Short problem: From the records, pick out and copy each line containing "JSON".

--- Start of Dataset excerpts ---

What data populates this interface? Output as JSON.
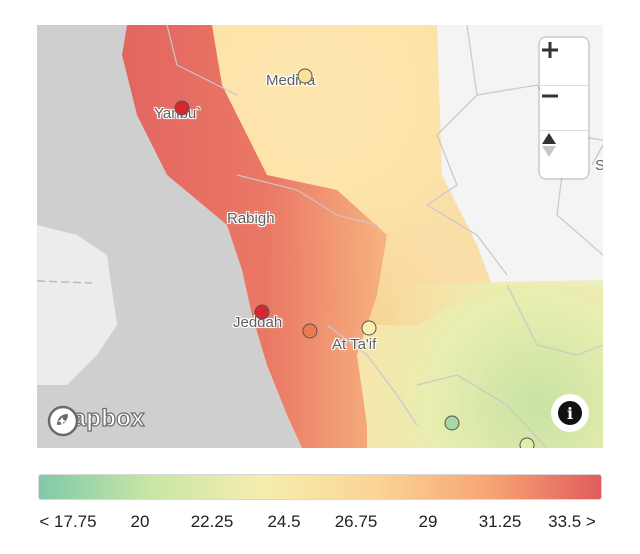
{
  "map": {
    "attribution_logo": "mapbox",
    "city_labels": [
      "Medina",
      "Yanbu`",
      "Rabigh",
      "Jeddah",
      "At Ta'if"
    ],
    "edge_label": "S",
    "markers": [
      {
        "city": "Medina",
        "color": "#fbe39a"
      },
      {
        "city": "Yanbu`",
        "color": "#d8262f"
      },
      {
        "city": "Jeddah",
        "color": "#d8262f"
      },
      {
        "city": "Jeddah",
        "color": "#ee7b4f"
      },
      {
        "city": "At Ta'if",
        "color": "#fbf0b0"
      },
      {
        "city": "",
        "color": "#a8d8a3"
      },
      {
        "city": "",
        "color": "#dfeda6"
      }
    ],
    "controls": {
      "zoom_in": "+",
      "zoom_out": "−",
      "compass": "compass-icon",
      "info": "i"
    }
  },
  "legend": {
    "colors": [
      "#7fcaa8",
      "#c9e6a5",
      "#f6edae",
      "#fbd496",
      "#f6a574",
      "#e15c5c"
    ],
    "ticks": [
      "< 17.75",
      "20",
      "22.25",
      "24.5",
      "26.75",
      "29",
      "31.25",
      "33.5 >"
    ]
  }
}
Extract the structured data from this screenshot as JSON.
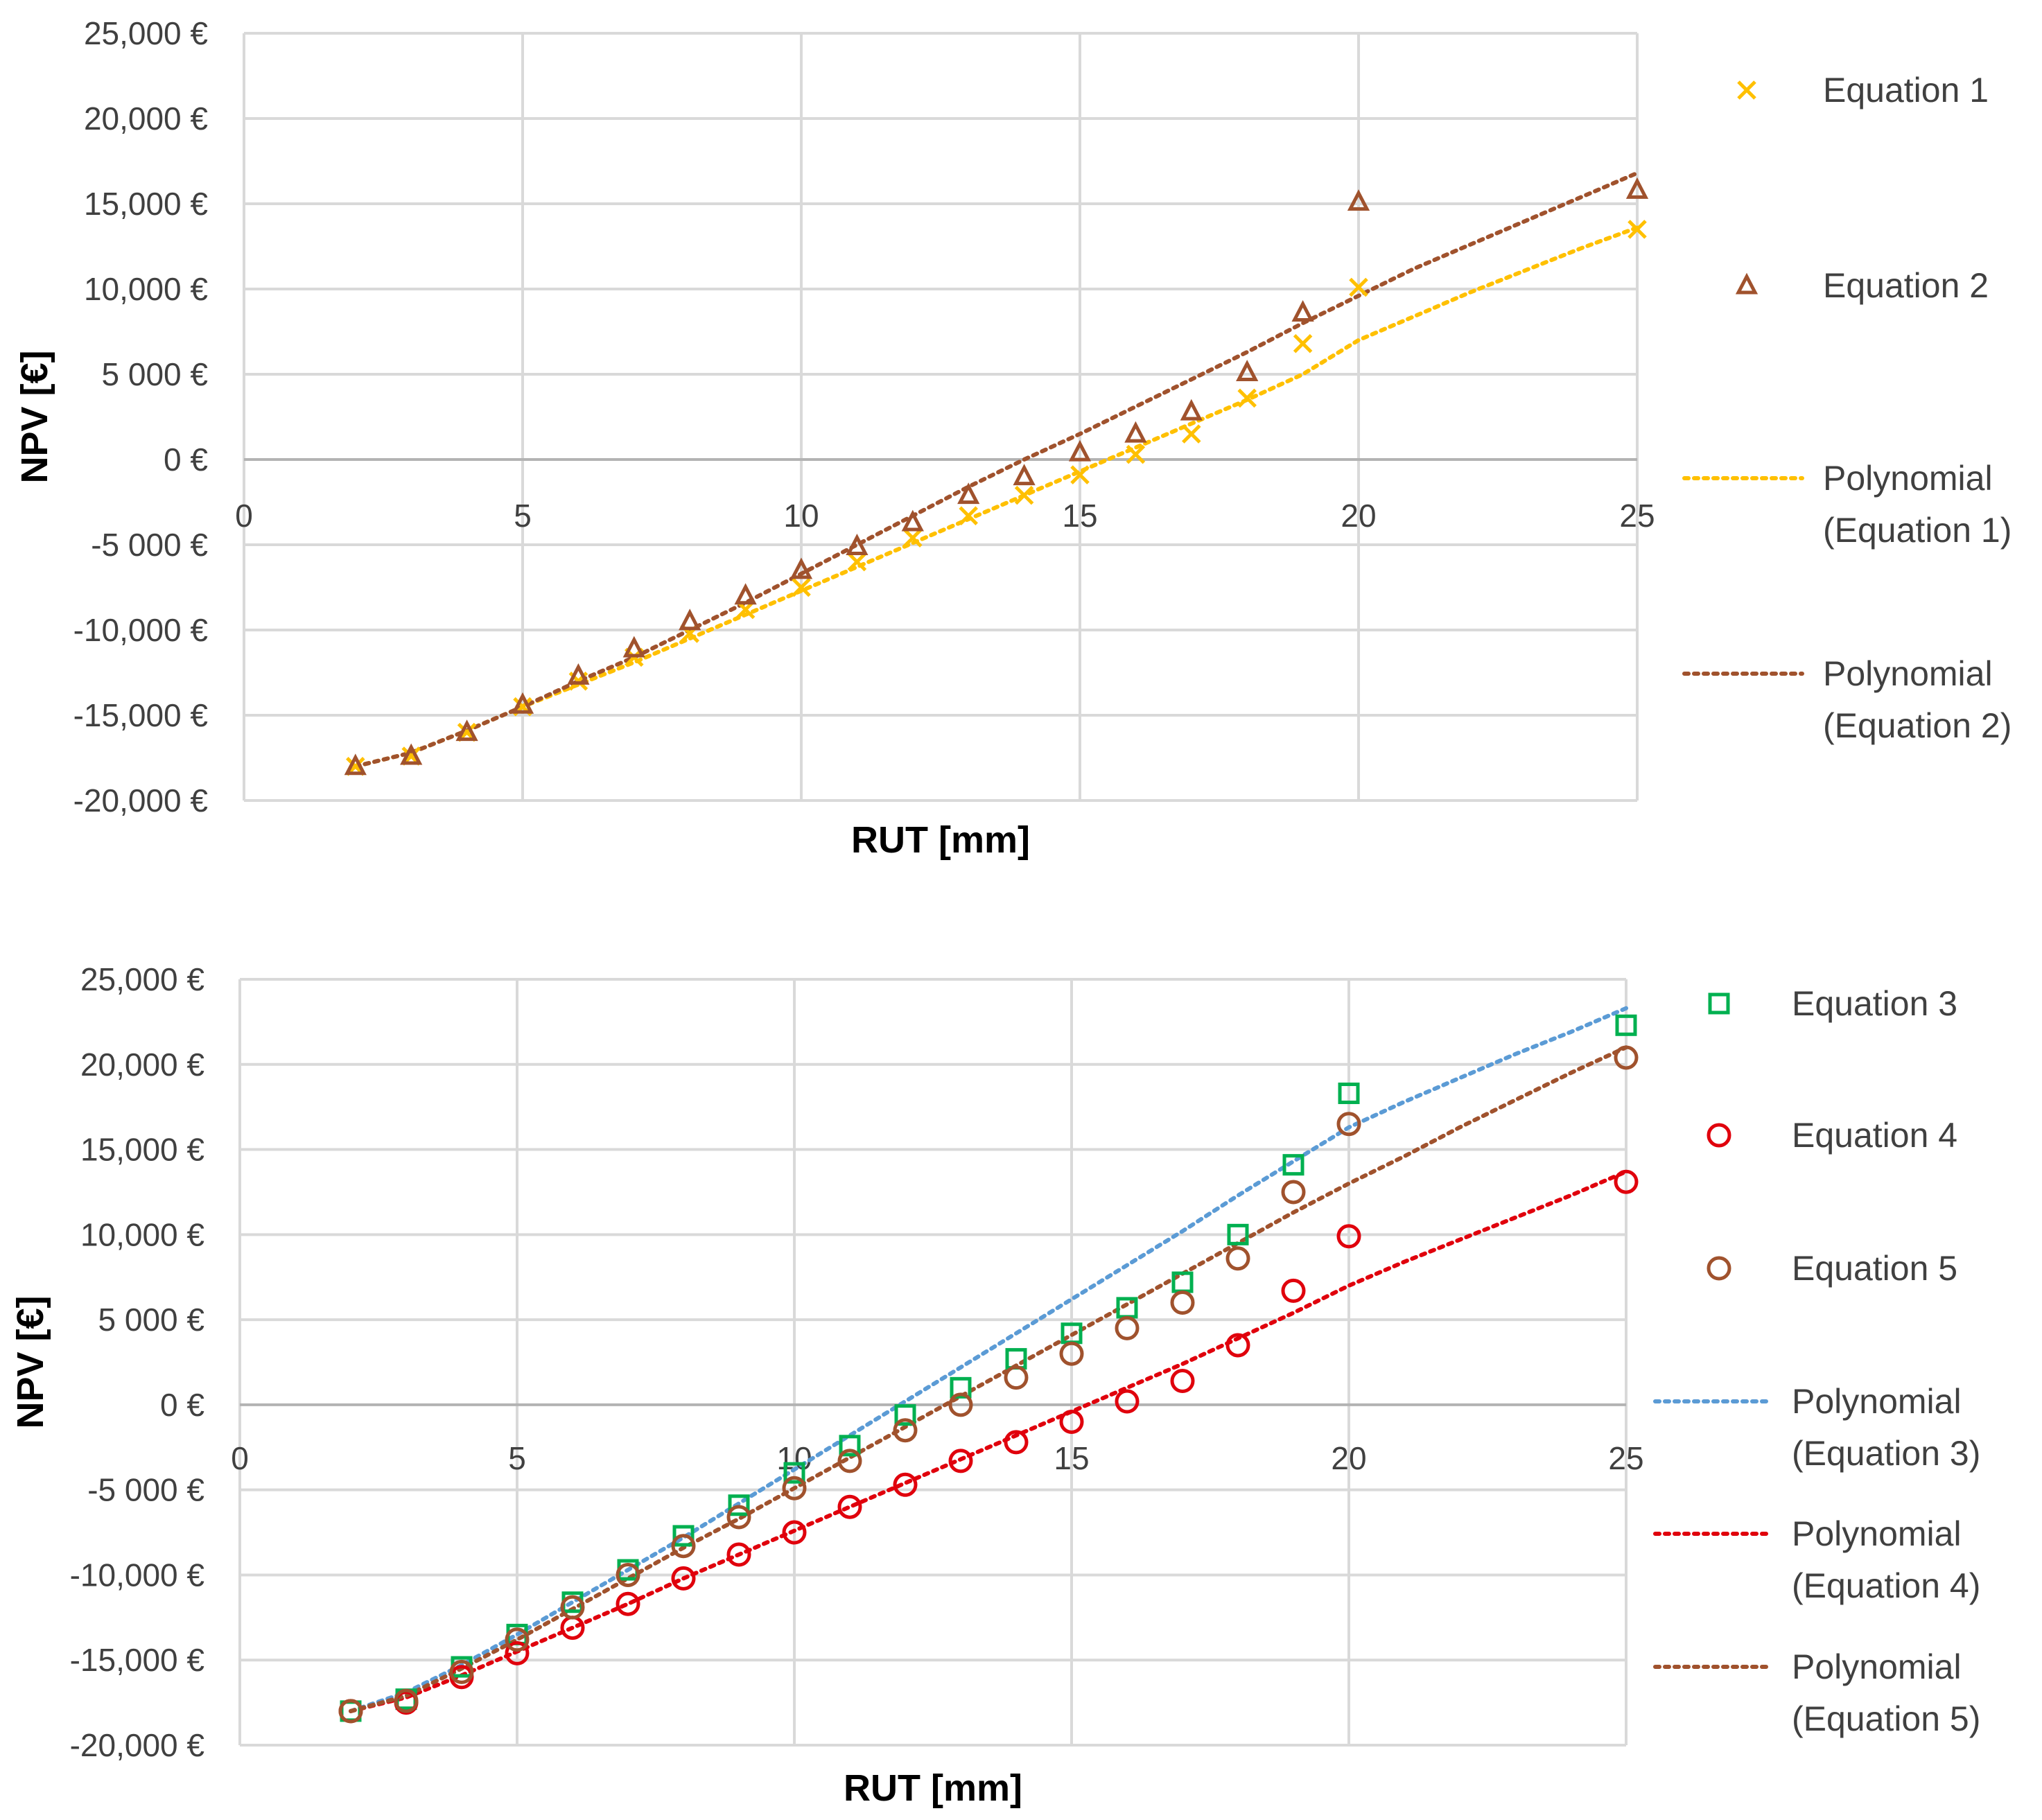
{
  "chart_data": [
    {
      "type": "scatter",
      "title": "",
      "xlabel": "RUT [mm]",
      "ylabel": "NPV [€]",
      "xlim": [
        0,
        25
      ],
      "ylim": [
        -20000,
        25000
      ],
      "grid": true,
      "legend_position": "right",
      "x_ticks": [
        "0",
        "5",
        "10",
        "15",
        "20",
        "25"
      ],
      "y_ticks": [
        "25,000 €",
        "20,000 €",
        "15,000 €",
        "10,000 €",
        "5 000 €",
        "0 €",
        "-5 000 €",
        "-10,000 €",
        "-15,000 €",
        "-20,000 €"
      ],
      "series": [
        {
          "name": "Equation 1",
          "marker": "x",
          "color": "#FFC000",
          "x": [
            2,
            3,
            4,
            5,
            6,
            7,
            8,
            9,
            10,
            11,
            12,
            13,
            14,
            15,
            16,
            17,
            18,
            19,
            20,
            25
          ],
          "values": [
            -18000,
            -17400,
            -16000,
            -14500,
            -13000,
            -11600,
            -10200,
            -8800,
            -7500,
            -6000,
            -4600,
            -3300,
            -2100,
            -900,
            300,
            1500,
            3600,
            6800,
            10100,
            13500
          ]
        },
        {
          "name": "Equation 2",
          "marker": "triangle",
          "color": "#A0522D",
          "x": [
            2,
            3,
            4,
            5,
            6,
            7,
            8,
            9,
            10,
            11,
            12,
            13,
            14,
            15,
            16,
            17,
            18,
            19,
            20,
            25
          ],
          "values": [
            -18000,
            -17400,
            -16000,
            -14400,
            -12700,
            -11100,
            -9500,
            -8000,
            -6500,
            -5100,
            -3700,
            -2100,
            -1000,
            400,
            1500,
            2800,
            5100,
            8600,
            15100,
            15800
          ]
        }
      ],
      "trendlines": [
        {
          "name": "Polynomial\n(Equation 1)",
          "label_line1": "Polynomial",
          "label_line2": "(Equation 1)",
          "color": "#FFC000",
          "x": [
            2,
            3,
            4,
            5,
            6,
            7,
            8,
            9,
            10,
            11,
            12,
            13,
            14,
            15,
            16,
            17,
            18,
            19,
            20,
            21,
            22,
            23,
            24,
            25
          ],
          "values": [
            -18000,
            -17200,
            -15900,
            -14500,
            -13200,
            -11900,
            -10500,
            -9100,
            -7700,
            -6300,
            -4900,
            -3500,
            -2100,
            -700,
            700,
            2100,
            3500,
            5000,
            7000,
            8400,
            9800,
            11100,
            12400,
            13600
          ]
        },
        {
          "name": "Polynomial\n(Equation 2)",
          "label_line1": "Polynomial",
          "label_line2": "(Equation 2)",
          "color": "#A0522D",
          "x": [
            2,
            3,
            4,
            5,
            6,
            7,
            8,
            9,
            10,
            11,
            12,
            13,
            14,
            15,
            16,
            17,
            18,
            19,
            20,
            21,
            22,
            23,
            24,
            25
          ],
          "values": [
            -18000,
            -17200,
            -15900,
            -14500,
            -13000,
            -11600,
            -10000,
            -8400,
            -6700,
            -5000,
            -3300,
            -1600,
            0,
            1500,
            3100,
            4700,
            6300,
            8000,
            9600,
            11200,
            12600,
            14000,
            15400,
            16800
          ]
        }
      ]
    },
    {
      "type": "scatter",
      "title": "",
      "xlabel": "RUT [mm]",
      "ylabel": "NPV [€]",
      "xlim": [
        0,
        25
      ],
      "ylim": [
        -20000,
        25000
      ],
      "grid": true,
      "legend_position": "right",
      "x_ticks": [
        "0",
        "5",
        "10",
        "15",
        "20",
        "25"
      ],
      "y_ticks": [
        "25,000 €",
        "20,000 €",
        "15,000 €",
        "10,000 €",
        "5 000 €",
        "0 €",
        "-5 000 €",
        "-10,000 €",
        "-15,000 €",
        "-20,000 €"
      ],
      "series": [
        {
          "name": "Equation 3",
          "marker": "square",
          "color": "#00B050",
          "x": [
            2,
            3,
            4,
            5,
            6,
            7,
            8,
            9,
            10,
            11,
            12,
            13,
            14,
            15,
            16,
            17,
            18,
            19,
            20,
            25
          ],
          "values": [
            -18000,
            -17300,
            -15400,
            -13500,
            -11600,
            -9700,
            -7700,
            -5900,
            -4000,
            -2400,
            -600,
            1000,
            2700,
            4200,
            5700,
            7200,
            10000,
            14100,
            18300,
            22300
          ]
        },
        {
          "name": "Equation 4",
          "marker": "circle",
          "color": "#E0000C",
          "x": [
            2,
            3,
            4,
            5,
            6,
            7,
            8,
            9,
            10,
            11,
            12,
            13,
            14,
            15,
            16,
            17,
            18,
            19,
            20,
            25
          ],
          "values": [
            -18000,
            -17500,
            -16000,
            -14600,
            -13100,
            -11700,
            -10200,
            -8800,
            -7500,
            -6000,
            -4700,
            -3300,
            -2200,
            -1000,
            200,
            1400,
            3500,
            6700,
            9900,
            13100
          ]
        },
        {
          "name": "Equation 5",
          "marker": "circle",
          "color": "#A0522D",
          "x": [
            2,
            3,
            4,
            5,
            6,
            7,
            8,
            9,
            10,
            11,
            12,
            13,
            14,
            15,
            16,
            17,
            18,
            19,
            20,
            25
          ],
          "values": [
            -18000,
            -17400,
            -15700,
            -13800,
            -11900,
            -10000,
            -8300,
            -6600,
            -4900,
            -3300,
            -1500,
            0,
            1600,
            3000,
            4500,
            6000,
            8600,
            12500,
            16500,
            20400
          ]
        }
      ],
      "trendlines": [
        {
          "name": "Polynomial\n(Equation 3)",
          "label_line1": "Polynomial",
          "label_line2": "(Equation 3)",
          "color": "#5B9BD5",
          "x": [
            2,
            3,
            4,
            5,
            6,
            7,
            8,
            9,
            10,
            11,
            12,
            13,
            14,
            15,
            16,
            17,
            18,
            19,
            20,
            21,
            22,
            23,
            24,
            25
          ],
          "values": [
            -18000,
            -16900,
            -15300,
            -13500,
            -11600,
            -9700,
            -7800,
            -5800,
            -3800,
            -1800,
            200,
            2200,
            4200,
            6200,
            8200,
            10200,
            12300,
            14300,
            16300,
            17800,
            19200,
            20600,
            21900,
            23300
          ]
        },
        {
          "name": "Polynomial\n(Equation 4)",
          "label_line1": "Polynomial",
          "label_line2": "(Equation 4)",
          "color": "#E0000C",
          "x": [
            2,
            3,
            4,
            5,
            6,
            7,
            8,
            9,
            10,
            11,
            12,
            13,
            14,
            15,
            16,
            17,
            18,
            19,
            20,
            21,
            22,
            23,
            24,
            25
          ],
          "values": [
            -18000,
            -17200,
            -15900,
            -14500,
            -13100,
            -11700,
            -10200,
            -8800,
            -7400,
            -6000,
            -4600,
            -3200,
            -1800,
            -400,
            1000,
            2400,
            3900,
            5400,
            7000,
            8400,
            9700,
            11000,
            12300,
            13700
          ]
        },
        {
          "name": "Polynomial\n(Equation 5)",
          "label_line1": "Polynomial",
          "label_line2": "(Equation 5)",
          "color": "#A0522D",
          "x": [
            2,
            3,
            4,
            5,
            6,
            7,
            8,
            9,
            10,
            11,
            12,
            13,
            14,
            15,
            16,
            17,
            18,
            19,
            20,
            21,
            22,
            23,
            24,
            25
          ],
          "values": [
            -18000,
            -17100,
            -15500,
            -13800,
            -12000,
            -10200,
            -8400,
            -6700,
            -4900,
            -3100,
            -1300,
            500,
            2300,
            4100,
            5900,
            7700,
            9500,
            11300,
            13000,
            14600,
            16300,
            17900,
            19500,
            21000
          ]
        }
      ]
    }
  ]
}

--- End of Dataset excerpts ---

Worked solution:
What data populates this interface? Output as JSON.
Extract the structured data from this screenshot as JSON.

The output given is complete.